Aim 1
Rewrite the part of the Youngstown ballot initiative article that begins at the words "With assistance from" and stops after "contributions at $100.", putting "fall ballot" in place of "November ballot".
Aim 2
Turn the entries into a numbered list without blank lines, beginning at the line that contains "360, 292, 396]" and stopping after the line that contains "15, 150, 38]".

Page extract

In their seventh attempt to put an end to the environmental threats the oil and gas industry pose to their land, water and right to self-governance, a community rights group in Youngstown, Ohio, is attempting to amend their city’s charter in order to ban corporate interference in their local elections.
With assistance from the Community Environmental Legal Defense Fund (CELDF) — a non-profit, public interest law firm that provides legal services to communities facing outside threats to their local environment, local agriculture, local economy and quality of life — the Youngstown Community Bill of Rights Committee has gathered and submitted the signatures required to get the initiative, explained below, on their November ballot.
The Aug. 7 CELDF press release, in part, reads:
For Immediate Release:
Today, a long-standing community rights group in Youngstown, Ohio, submitted over 1,900 signatures to qualify their Youngstown Fair Election Bill of Rights initiative for the November ballot. The measure is the first of its kind in the state, limiting campaign contributions to registered voters within the City, and capping those contributions at $100.
The Youngstown Community Bill of Rights Committee drafted the initiative with the support of the Community Environmental Legal Defense Fund (CELDF). CELDF has been assisting Youngstown residents to advance their democratic and environmental rights since 2013, when residents launched their community rights work to protect themselves from fracking activities. Fracking threatens their drinking water and has caused earthquakes in the area.
“We have fought to keep fracking projects out of our City for several years, with six ballot measures that asserted our right to clean water and to local community self-government,” says Lynn Anderson, a lead organizer with the Youngstown Committee. “We have been vastly outspent by industry and their corporate allies. It is clear to us that we are trying to advance rights via the ballot in an election system set up to favor corporations. This time, we’re addressing the election system too.”
The initiative states that the people of Youngstown recognize that “corporations use their disproportionate wealth to frame important issues and influence elections.” Therefore, the measure removes corporations from the election process. It also places candidate selection in the hands of voters rather than powerful political parties. It reinforces the separation of powers between the judiciary and other branches of government by removing the initiative’s content as grounds for blocking it from the ballot. Thus, if technical requirements are met, initiatives must be placed before voters.

Material supplied
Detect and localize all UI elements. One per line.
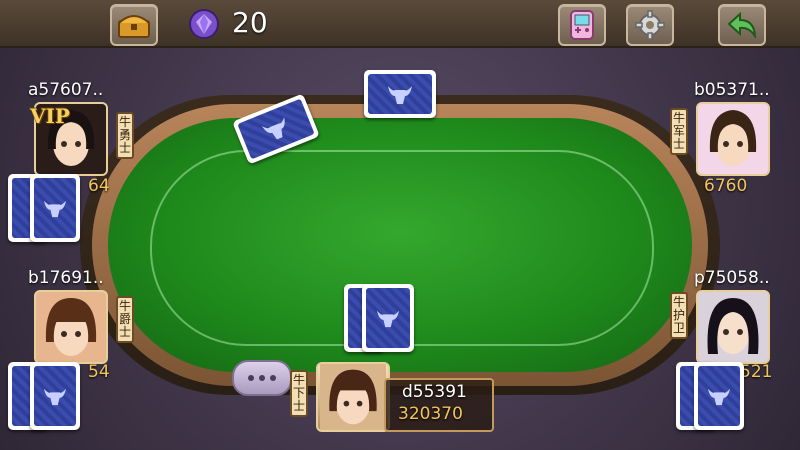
chat-button[interactable]	[232, 360, 292, 396]
bull-head-icon	[261, 117, 285, 140]
self-avatar[interactable]	[316, 362, 390, 432]
player-name: a57607..	[28, 80, 104, 100]
player-name: p75058..	[694, 268, 770, 288]
back-button[interactable]	[718, 4, 766, 46]
player-card	[30, 362, 80, 430]
back-arrow-icon	[727, 12, 757, 38]
player-avatar[interactable]	[696, 102, 770, 176]
player-name: b05371..	[694, 80, 770, 100]
self-name: d55391	[402, 382, 467, 402]
bull-head-icon	[377, 310, 399, 328]
minigame-button[interactable]	[558, 4, 606, 46]
settings-button[interactable]	[626, 4, 674, 46]
self-card[interactable]	[362, 284, 414, 352]
deck-card	[364, 70, 436, 118]
player-card	[694, 362, 744, 430]
chat-dot	[248, 375, 254, 381]
self-chips: 320370	[398, 404, 463, 424]
game-screen: 20 a57607.. VIP 牛勇士 64 b05371.. 牛军士 6760…	[0, 0, 800, 450]
player-avatar[interactable]	[34, 290, 108, 364]
avatar-face-icon	[36, 292, 106, 362]
chat-dot	[270, 375, 276, 381]
player-title-badge: 牛护卫	[670, 292, 688, 339]
player-chips: 64	[88, 176, 110, 196]
bull-head-icon	[708, 388, 730, 406]
avatar-face-icon	[698, 104, 768, 174]
bull-head-icon	[44, 200, 66, 218]
player-title-badge: 牛下士	[290, 370, 308, 417]
player-chips: 54	[88, 362, 110, 382]
player-title-badge: 牛勇士	[116, 112, 134, 159]
gamepad-icon	[570, 10, 594, 40]
chat-dot	[259, 375, 265, 381]
treasure-chest-button[interactable]	[110, 4, 158, 46]
player-avatar[interactable]	[696, 290, 770, 364]
player-card	[30, 174, 80, 242]
player-title-badge: 牛爵士	[116, 296, 134, 343]
player-chips: 521	[740, 362, 773, 382]
player-title-badge: 牛军士	[670, 108, 688, 155]
bull-head-icon	[388, 86, 412, 104]
avatar-face-icon	[320, 364, 386, 430]
purple-gem-icon	[188, 8, 220, 40]
player-name: b17691..	[28, 268, 104, 288]
vip-badge: VIP	[30, 104, 70, 128]
treasure-chest-icon	[118, 15, 150, 38]
gem-count: 20	[232, 6, 268, 39]
gear-icon	[635, 10, 665, 40]
avatar-face-icon	[698, 292, 768, 362]
player-chips: 6760	[704, 176, 748, 196]
bull-head-icon	[44, 388, 66, 406]
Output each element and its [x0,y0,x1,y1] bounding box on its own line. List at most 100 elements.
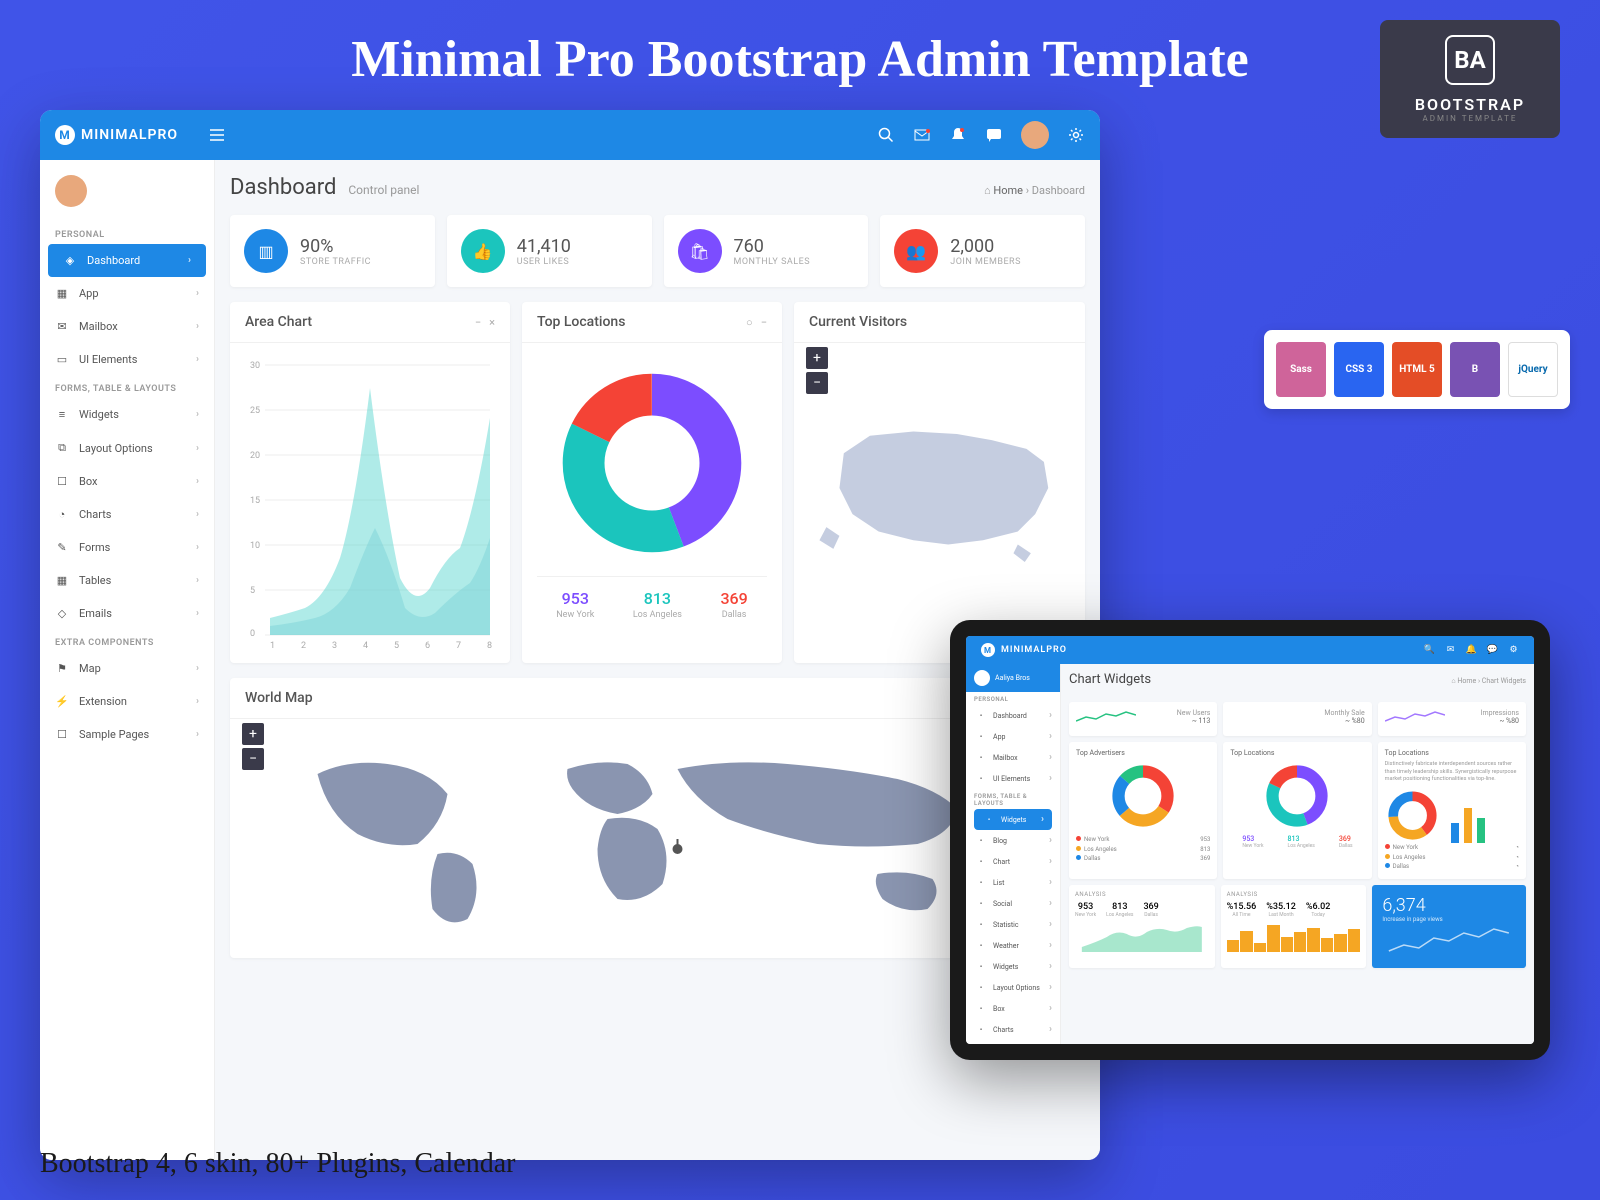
bootstrap-admin-badge: BA BOOTSTRAP ADMIN TEMPLATE [1380,20,1560,138]
top-locations-title: Top Locations [537,314,625,330]
sidebar-item-label: UI Elements [79,353,137,366]
refresh-icon[interactable]: ○ [746,316,753,329]
sidebar-item-layout-options[interactable]: ⧉ Layout Options › [40,431,214,465]
search-icon[interactable] [877,126,895,144]
stat-label: STORE TRAFFIC [300,257,371,267]
sidebar-item-app[interactable]: ▦App› [40,277,214,310]
tablet-sidebar-item[interactable]: •Weather› [966,935,1060,956]
collapse-icon[interactable]: − [761,316,767,329]
promo-footer: Bootstrap 4, 6 skin, 80+ Plugins, Calend… [40,1148,515,1180]
hamburger-icon[interactable] [208,126,226,144]
tablet-topbar: M MINIMALPRO 🔍 ✉ 🔔 💬 ⚙ [966,636,1534,664]
tablet-mail-icon[interactable]: ✉ [1445,645,1456,656]
user-avatar[interactable] [1021,121,1049,149]
edit-icon: ✎ [55,541,69,554]
close-icon[interactable]: × [489,316,495,329]
laptop-icon: ▭ [55,353,69,366]
sidebar-item-extension[interactable]: ⚡Extension› [40,685,214,718]
stat-value: 90% [300,236,371,257]
sidebar-item-forms[interactable]: ✎Forms› [40,531,214,564]
sidebar-item-label: Layout Options [79,442,153,455]
tablet-sidebar-item[interactable]: •Chart› [966,851,1060,872]
sidebar-item-sample-pages[interactable]: ☐Sample Pages› [40,718,214,751]
svg-text:2: 2 [301,641,306,648]
sidebar-item-charts[interactable]: ◔Charts› [40,498,214,531]
svg-text:3: 3 [332,641,337,648]
breadcrumb-current: Dashboard [1032,184,1085,197]
tablet-user-panel[interactable]: Aaliya Bros [966,664,1060,692]
sidebar-item-emails[interactable]: ◇Emails› [40,597,214,630]
thumb-icon: 👍 [461,229,505,273]
chevron-right-icon: › [196,409,199,420]
map-zoom-out-button[interactable]: − [242,748,264,770]
home-icon[interactable]: ⌂ [984,184,993,197]
mini-loc-stat: 953New York [1242,835,1263,849]
sidebar-item-dashboard[interactable]: ◈Dashboard› [48,244,206,277]
top-locations-card: Top Locations ○ − [522,302,782,663]
tablet-sidebar-item[interactable]: •List› [966,872,1060,893]
sidebar-user[interactable] [40,160,214,222]
sidebar-item-widgets[interactable]: ≡Widgets› [40,398,214,431]
donut-chart [557,368,747,558]
tablet-brand[interactable]: M MINIMALPRO [981,643,1067,657]
mail-icon[interactable] [913,126,931,144]
tablet-sidebar-item[interactable]: •App› [966,726,1060,747]
tablet-sidebar-item[interactable]: •Box› [966,998,1060,1019]
grid-icon: ▦ [55,287,69,300]
tech-badges: Sass CSS 3 HTML 5 B jQuery [1264,330,1570,409]
sidebar-item-mailbox[interactable]: ✉Mailbox› [40,310,214,343]
brand-logo[interactable]: M MINIMALPRO [55,125,178,145]
legend-item: Los Angeles◔ [1385,853,1519,863]
sidebar: PERSONAL◈Dashboard›▦App›✉Mailbox›▭UI Ele… [40,160,215,1160]
chat-icon[interactable] [985,126,1003,144]
chevron-right-icon: › [196,354,199,365]
spark-card: Impressions~ %80 [1378,702,1526,736]
analysis-card-1: ANALYSIS 953New York813Los Angeles369Dal… [1069,885,1215,968]
gear-icon[interactable] [1067,126,1085,144]
minimize-icon[interactable]: − [475,316,481,329]
stat-value: 41,410 [517,236,571,257]
sass-badge: Sass [1276,342,1326,397]
tablet-chat-icon[interactable]: 💬 [1487,645,1498,656]
world-map-title: World Map [245,690,313,706]
pie-icon: ◔ [55,508,69,521]
bell-icon[interactable] [949,126,967,144]
breadcrumb-home[interactable]: Home [993,184,1023,197]
tablet-sidebar-item[interactable]: •Widgets› [966,956,1060,977]
location-stat: 953New York [556,589,594,620]
tablet-sidebar-item[interactable]: •Social› [966,893,1060,914]
tablet-sidebar-item[interactable]: •Mailbox› [966,747,1060,768]
chevron-right-icon: › [196,321,199,332]
html5-badge: HTML 5 [1392,342,1442,397]
tablet-sidebar-item[interactable]: •Charts› [966,1019,1060,1040]
tablet-sidebar-item[interactable]: •UI Elements› [966,768,1060,789]
bag-icon: 🛍 [678,229,722,273]
tablet-bell-icon[interactable]: 🔔 [1466,645,1477,656]
sidebar-item-box[interactable]: ☐Box› [40,465,214,498]
tablet-sidebar-item[interactable]: •Blog› [966,830,1060,851]
sidebar-item-map[interactable]: ⚑Map› [40,652,214,685]
analysis-col: %6.02Today [1306,902,1330,918]
dashboard-window: M MINIMALPRO PERSONAL◈Dashboard›▦App›✉Ma… [40,110,1100,1160]
chevron-right-icon: › [196,288,199,299]
tablet-sidebar-item[interactable]: •Widgets› [974,809,1052,830]
ba-logo-icon: BA [1445,35,1495,85]
chevron-right-icon: › [196,476,199,487]
tablet-sidebar-item[interactable]: •Layout Options› [966,977,1060,998]
legend-item: New York◔ [1385,843,1519,853]
zoom-in-button[interactable]: + [806,347,828,369]
sidebar-item-tables[interactable]: ▦Tables› [40,564,214,597]
chevron-right-icon: › [196,443,199,454]
tablet-search-icon[interactable]: 🔍 [1424,645,1435,656]
map-zoom-in-button[interactable]: + [242,723,264,745]
legend-item: Dallas◔ [1385,862,1519,872]
tablet-sidebar-item[interactable]: •Statistic› [966,914,1060,935]
tablet-gear-icon[interactable]: ⚙ [1508,645,1519,656]
sidebar-item-ui-elements[interactable]: ▭ UI Elements › [40,343,214,376]
tablet-sidebar-item[interactable]: •Dashboard› [966,705,1060,726]
zoom-out-button[interactable]: − [806,372,828,394]
legend-item: Los Angeles813 [1076,845,1210,855]
sidebar-item-label: Dashboard [87,254,140,267]
copy-icon: ⧉ [55,441,69,455]
brand-logo-icon: M [55,125,75,145]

Task answer 1
With assistance from the Community Environmental Legal Defense Fund (CELDF) — a non-profit, public interest law firm that provides legal services to communities facing outside threats to their local environment, local agriculture, local economy and quality of life — the Youngstown Community Bill of Rights Committee has gathered and submitted the signatures required to get the initiative, explained below, on their fall ballot.
The Aug. 7 CELDF press release, in part, reads:
For Immediate Release:
Today, a long-standing community rights group in Youngstown, Ohio, submitted over 1,900 signatures to qualify their Youngstown Fair Election Bill of Rights initiative for the fall ballot. The measure is the first of its kind in the state, limiting campaign contributions to registered voters within the City, and capping those contributions at $100.

Task answer 2
1. chat-button[interactable]	[232, 360, 292, 396]
2. bull-head-icon	[261, 117, 285, 140]
3. self-avatar[interactable]	[316, 362, 390, 432]
4. player-name: a57607..	[28, 80, 104, 100]
5. player-name: p75058..	[694, 268, 770, 288]
6. back-button[interactable]	[718, 4, 766, 46]
7. player-card	[30, 362, 80, 430]
8. back-arrow-icon	[727, 12, 757, 38]
9. player-avatar[interactable]	[696, 102, 770, 176]
10. player-name: b05371..	[694, 80, 770, 100]
11. self-name: d55391	[402, 382, 467, 402]
12. bull-head-icon	[377, 310, 399, 328]
13. minigame-button[interactable]	[558, 4, 606, 46]
14. settings-button[interactable]	[626, 4, 674, 46]
15. self-card[interactable]	[362, 284, 414, 352]
16. deck-card	[364, 70, 436, 118]
17. player-card	[694, 362, 744, 430]
18. chat-dot	[248, 375, 254, 381]
19. self-chips: 320370	[398, 404, 463, 424]
20. game-screen: 20 a57607.. VIP 牛勇士 64 b05371.. 牛军士 6760…	[0, 0, 800, 450]
21. player-avatar[interactable]	[34, 290, 108, 364]
22. avatar-face-icon	[36, 292, 106, 362]
23. chat-dot	[270, 375, 276, 381]
24. player-title-badge: 牛护卫	[670, 292, 688, 339]
25. player-chips: 64	[88, 176, 110, 196]
26. bull-head-icon	[708, 388, 730, 406]
27. avatar-face-icon	[698, 104, 768, 174]
28. bull-head-icon	[44, 200, 66, 218]
29. player-title-badge: 牛下士	[290, 370, 308, 417]
30. player-chips: 54	[88, 362, 110, 382]
31. player-title-badge: 牛勇士	[116, 112, 134, 159]
32. gamepad-icon	[570, 10, 594, 40]
33. chat-dot	[259, 375, 265, 381]
34. treasure-chest-button[interactable]	[110, 4, 158, 46]
35. player-avatar[interactable]	[696, 290, 770, 364]
36. player-card	[30, 174, 80, 242]
37. player-title-badge: 牛爵士	[116, 296, 134, 343]
38. player-chips: 521	[740, 362, 773, 382]
39. player-title-badge: 牛军士	[670, 108, 688, 155]
40. bull-head-icon	[388, 86, 412, 104]
41. avatar-face-icon	[320, 364, 386, 430]
42. purple-gem-icon	[188, 8, 220, 40]
43. player-name: b17691..	[28, 268, 104, 288]
44. vip-badge: VIP	[30, 104, 70, 128]
45. treasure-chest-icon	[118, 15, 150, 38]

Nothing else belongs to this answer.